Records for this task:
......

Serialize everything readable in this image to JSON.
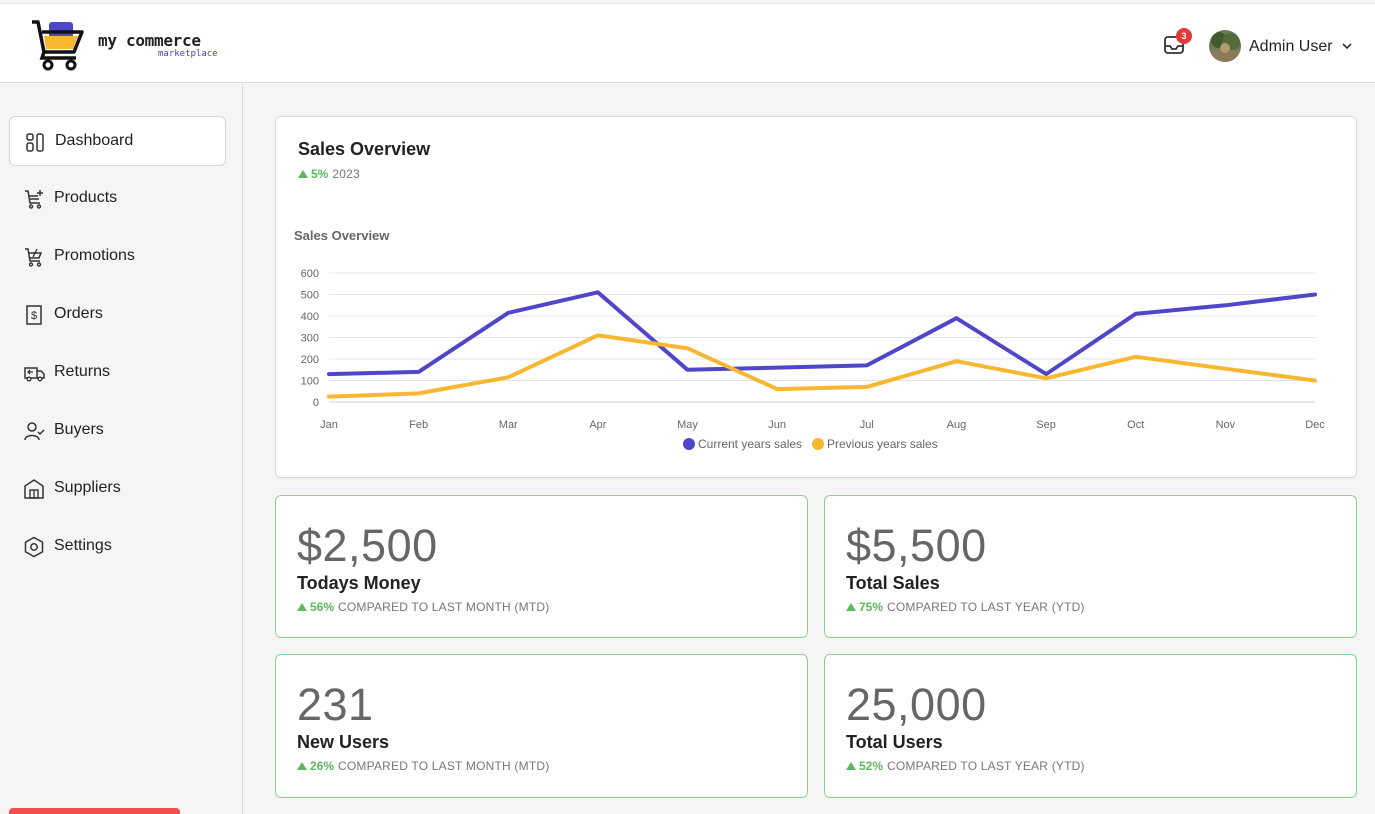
{
  "header": {
    "logo_text": "my commerce",
    "logo_sub": "marketplace",
    "inbox_badge": "3",
    "user_name": "Admin User"
  },
  "sidebar": {
    "items": [
      {
        "label": "Dashboard",
        "icon": "dashboard-icon",
        "active": true
      },
      {
        "label": "Products",
        "icon": "cart-plus-icon"
      },
      {
        "label": "Promotions",
        "icon": "cart-discount-icon"
      },
      {
        "label": "Orders",
        "icon": "receipt-dollar-icon"
      },
      {
        "label": "Returns",
        "icon": "truck-return-icon"
      },
      {
        "label": "Buyers",
        "icon": "user-check-icon"
      },
      {
        "label": "Suppliers",
        "icon": "building-store-icon"
      },
      {
        "label": "Settings",
        "icon": "settings-hexagon-icon"
      }
    ]
  },
  "sales_overview": {
    "title": "Sales Overview",
    "trend_pct": "5%",
    "trend_label": "2023"
  },
  "chart_data": {
    "type": "line",
    "title": "Sales Overview",
    "categories": [
      "Jan",
      "Feb",
      "Mar",
      "Apr",
      "May",
      "Jun",
      "Jul",
      "Aug",
      "Sep",
      "Oct",
      "Nov",
      "Dec"
    ],
    "ylim": [
      0,
      600
    ],
    "yticks": [
      0,
      100,
      200,
      300,
      400,
      500,
      600
    ],
    "grid": true,
    "legend": "bottom",
    "series": [
      {
        "name": "Current years sales",
        "color": "#5046c8",
        "values": [
          130,
          140,
          415,
          510,
          150,
          160,
          170,
          390,
          130,
          410,
          450,
          500
        ]
      },
      {
        "name": "Previous years sales",
        "color": "#f7b731",
        "values": [
          25,
          40,
          115,
          310,
          250,
          60,
          70,
          190,
          110,
          210,
          155,
          100
        ]
      }
    ]
  },
  "stats": [
    {
      "value": "$2,500",
      "label": "Todays Money",
      "pct": "56%",
      "note": "COMPARED TO LAST MONTH (MTD)"
    },
    {
      "value": "$5,500",
      "label": "Total Sales",
      "pct": "75%",
      "note": "COMPARED TO LAST YEAR (YTD)"
    },
    {
      "value": "231",
      "label": "New Users",
      "pct": "26%",
      "note": "COMPARED TO LAST MONTH (MTD)"
    },
    {
      "value": "25,000",
      "label": "Total Users",
      "pct": "52%",
      "note": "COMPARED TO LAST YEAR (YTD)"
    }
  ],
  "colors": {
    "accent": "#5046c8",
    "secondary": "#f7b731",
    "positive": "#5cb85c",
    "badge": "#e53935"
  }
}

......

Pull out each line of the records holding the string "cart".

Exercise output:
        "icon": "cart-plus-icon"
        "icon": "cart-discount-icon"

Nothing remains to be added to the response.